Dataset rows about figures
◇ ◇ ◇ ◇ ◇
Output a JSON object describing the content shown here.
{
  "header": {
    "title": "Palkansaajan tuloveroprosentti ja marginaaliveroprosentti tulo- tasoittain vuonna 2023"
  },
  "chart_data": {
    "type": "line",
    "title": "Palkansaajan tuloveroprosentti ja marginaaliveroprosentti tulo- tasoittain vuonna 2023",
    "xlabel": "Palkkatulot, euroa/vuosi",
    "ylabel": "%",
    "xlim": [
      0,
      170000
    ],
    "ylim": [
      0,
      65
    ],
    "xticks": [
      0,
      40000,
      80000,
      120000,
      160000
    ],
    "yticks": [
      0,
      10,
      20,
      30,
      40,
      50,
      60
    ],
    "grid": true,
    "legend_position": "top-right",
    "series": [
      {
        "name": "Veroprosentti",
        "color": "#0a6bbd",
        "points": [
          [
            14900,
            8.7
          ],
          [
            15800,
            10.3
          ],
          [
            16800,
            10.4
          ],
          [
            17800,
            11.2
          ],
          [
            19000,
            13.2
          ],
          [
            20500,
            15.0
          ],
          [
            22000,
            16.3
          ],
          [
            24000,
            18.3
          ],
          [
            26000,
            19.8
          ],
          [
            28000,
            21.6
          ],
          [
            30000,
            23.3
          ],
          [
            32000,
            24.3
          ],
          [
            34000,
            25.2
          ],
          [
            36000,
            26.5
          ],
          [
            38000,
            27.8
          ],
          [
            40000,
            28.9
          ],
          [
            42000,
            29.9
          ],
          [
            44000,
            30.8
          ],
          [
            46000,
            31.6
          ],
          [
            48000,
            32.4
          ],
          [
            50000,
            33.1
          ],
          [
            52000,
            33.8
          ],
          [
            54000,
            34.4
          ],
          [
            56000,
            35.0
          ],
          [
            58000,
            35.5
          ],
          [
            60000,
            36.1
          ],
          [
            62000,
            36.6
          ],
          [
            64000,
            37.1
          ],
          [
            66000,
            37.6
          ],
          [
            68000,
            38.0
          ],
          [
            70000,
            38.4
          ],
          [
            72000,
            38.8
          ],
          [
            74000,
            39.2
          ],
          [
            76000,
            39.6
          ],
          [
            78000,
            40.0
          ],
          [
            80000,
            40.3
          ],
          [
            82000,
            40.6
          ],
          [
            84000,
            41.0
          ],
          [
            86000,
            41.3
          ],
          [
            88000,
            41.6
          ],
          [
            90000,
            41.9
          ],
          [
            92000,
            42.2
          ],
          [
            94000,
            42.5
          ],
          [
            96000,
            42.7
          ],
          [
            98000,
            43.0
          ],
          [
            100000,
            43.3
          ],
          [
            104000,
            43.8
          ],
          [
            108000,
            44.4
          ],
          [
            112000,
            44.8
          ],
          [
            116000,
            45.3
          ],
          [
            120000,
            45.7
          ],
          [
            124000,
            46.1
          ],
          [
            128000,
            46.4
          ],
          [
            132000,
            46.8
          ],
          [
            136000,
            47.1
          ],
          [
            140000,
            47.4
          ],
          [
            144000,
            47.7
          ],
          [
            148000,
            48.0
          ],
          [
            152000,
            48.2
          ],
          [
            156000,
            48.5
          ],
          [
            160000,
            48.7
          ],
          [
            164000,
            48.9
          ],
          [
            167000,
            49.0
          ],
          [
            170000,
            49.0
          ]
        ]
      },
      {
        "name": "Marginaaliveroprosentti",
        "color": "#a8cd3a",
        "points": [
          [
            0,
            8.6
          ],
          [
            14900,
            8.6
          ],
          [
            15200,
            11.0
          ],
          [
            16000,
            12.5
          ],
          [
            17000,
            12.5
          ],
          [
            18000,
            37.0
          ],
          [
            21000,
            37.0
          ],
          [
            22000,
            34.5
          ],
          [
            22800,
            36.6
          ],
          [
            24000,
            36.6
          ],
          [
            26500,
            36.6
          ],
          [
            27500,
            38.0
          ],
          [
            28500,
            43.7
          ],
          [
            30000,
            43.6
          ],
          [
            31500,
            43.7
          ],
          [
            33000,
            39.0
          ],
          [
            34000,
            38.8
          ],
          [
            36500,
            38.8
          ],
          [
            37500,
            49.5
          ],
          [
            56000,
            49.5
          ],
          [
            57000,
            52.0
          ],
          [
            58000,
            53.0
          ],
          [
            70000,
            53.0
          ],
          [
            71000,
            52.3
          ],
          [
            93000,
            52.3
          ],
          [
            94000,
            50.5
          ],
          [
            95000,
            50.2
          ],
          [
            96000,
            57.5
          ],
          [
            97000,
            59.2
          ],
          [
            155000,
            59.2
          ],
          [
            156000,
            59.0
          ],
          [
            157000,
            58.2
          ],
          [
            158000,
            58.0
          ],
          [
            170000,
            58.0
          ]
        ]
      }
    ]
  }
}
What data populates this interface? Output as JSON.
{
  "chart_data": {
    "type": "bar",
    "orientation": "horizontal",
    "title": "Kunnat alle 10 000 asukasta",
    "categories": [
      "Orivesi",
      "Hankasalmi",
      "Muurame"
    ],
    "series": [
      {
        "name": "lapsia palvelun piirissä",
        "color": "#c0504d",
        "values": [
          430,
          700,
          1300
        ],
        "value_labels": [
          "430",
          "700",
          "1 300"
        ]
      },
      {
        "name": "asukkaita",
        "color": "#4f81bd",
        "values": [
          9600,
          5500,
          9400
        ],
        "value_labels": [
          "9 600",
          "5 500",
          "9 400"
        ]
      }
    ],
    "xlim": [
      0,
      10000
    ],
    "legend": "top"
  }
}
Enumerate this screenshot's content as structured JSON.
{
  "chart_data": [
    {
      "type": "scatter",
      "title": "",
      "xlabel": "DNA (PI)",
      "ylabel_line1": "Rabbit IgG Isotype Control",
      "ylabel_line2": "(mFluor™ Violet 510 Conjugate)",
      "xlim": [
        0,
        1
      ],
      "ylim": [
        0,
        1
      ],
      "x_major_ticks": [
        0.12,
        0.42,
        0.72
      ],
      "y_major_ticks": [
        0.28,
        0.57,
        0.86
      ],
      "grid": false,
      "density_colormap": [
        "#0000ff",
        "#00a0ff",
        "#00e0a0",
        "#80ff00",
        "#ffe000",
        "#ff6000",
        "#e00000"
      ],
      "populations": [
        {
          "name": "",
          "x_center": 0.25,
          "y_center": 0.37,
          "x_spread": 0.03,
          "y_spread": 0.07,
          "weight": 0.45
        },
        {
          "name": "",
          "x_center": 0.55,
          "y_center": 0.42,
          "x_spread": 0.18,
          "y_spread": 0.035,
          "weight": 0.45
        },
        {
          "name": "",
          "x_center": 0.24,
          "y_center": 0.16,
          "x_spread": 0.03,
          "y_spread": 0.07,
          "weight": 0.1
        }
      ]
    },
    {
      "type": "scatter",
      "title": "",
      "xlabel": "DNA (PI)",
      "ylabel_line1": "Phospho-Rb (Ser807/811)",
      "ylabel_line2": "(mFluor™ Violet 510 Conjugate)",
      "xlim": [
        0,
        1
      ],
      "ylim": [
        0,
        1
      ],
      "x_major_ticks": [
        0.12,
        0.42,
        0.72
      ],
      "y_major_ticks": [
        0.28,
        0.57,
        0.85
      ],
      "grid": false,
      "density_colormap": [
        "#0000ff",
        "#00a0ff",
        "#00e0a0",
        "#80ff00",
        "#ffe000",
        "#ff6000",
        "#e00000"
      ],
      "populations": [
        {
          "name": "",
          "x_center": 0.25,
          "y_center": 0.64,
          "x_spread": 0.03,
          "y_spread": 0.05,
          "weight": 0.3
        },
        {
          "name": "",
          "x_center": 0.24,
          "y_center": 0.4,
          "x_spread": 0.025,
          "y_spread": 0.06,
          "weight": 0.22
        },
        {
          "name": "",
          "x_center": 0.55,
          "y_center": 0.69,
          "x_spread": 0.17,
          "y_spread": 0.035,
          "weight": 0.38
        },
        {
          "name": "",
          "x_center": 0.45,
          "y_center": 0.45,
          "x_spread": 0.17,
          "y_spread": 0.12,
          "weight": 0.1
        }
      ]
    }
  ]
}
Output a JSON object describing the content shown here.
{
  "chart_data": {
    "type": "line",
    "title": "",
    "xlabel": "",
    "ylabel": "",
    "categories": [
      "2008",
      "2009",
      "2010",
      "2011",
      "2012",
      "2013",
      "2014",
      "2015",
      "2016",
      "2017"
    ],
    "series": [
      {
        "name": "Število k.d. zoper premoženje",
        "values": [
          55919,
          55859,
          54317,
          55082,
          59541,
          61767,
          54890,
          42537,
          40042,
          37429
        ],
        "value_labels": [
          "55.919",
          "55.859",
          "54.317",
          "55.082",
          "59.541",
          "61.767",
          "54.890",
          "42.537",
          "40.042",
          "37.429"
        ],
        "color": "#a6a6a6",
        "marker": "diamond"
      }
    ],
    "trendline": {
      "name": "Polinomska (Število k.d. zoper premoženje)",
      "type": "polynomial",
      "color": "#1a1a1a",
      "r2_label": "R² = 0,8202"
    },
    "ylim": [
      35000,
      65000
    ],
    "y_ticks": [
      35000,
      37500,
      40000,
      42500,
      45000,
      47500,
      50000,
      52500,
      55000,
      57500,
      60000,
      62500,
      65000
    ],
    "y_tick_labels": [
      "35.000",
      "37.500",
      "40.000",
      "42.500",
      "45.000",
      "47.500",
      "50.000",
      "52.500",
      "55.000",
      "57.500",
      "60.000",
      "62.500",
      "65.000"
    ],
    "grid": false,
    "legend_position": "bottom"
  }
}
◇ ◇ ◇ ◇ ◇
SHORT PROBLEM: Gather from the data above every line with the string "Palkansaajan".

SOLUTION TO THIS EXERCISE:
    "title": "Palkansaajan tuloveroprosentti ja marginaaliveroprosentti tulo- tasoittain vuonna 2023"
    "title": "Palkansaajan tuloveroprosentti ja marginaaliveroprosentti tulo- tasoittain vuonna 2023",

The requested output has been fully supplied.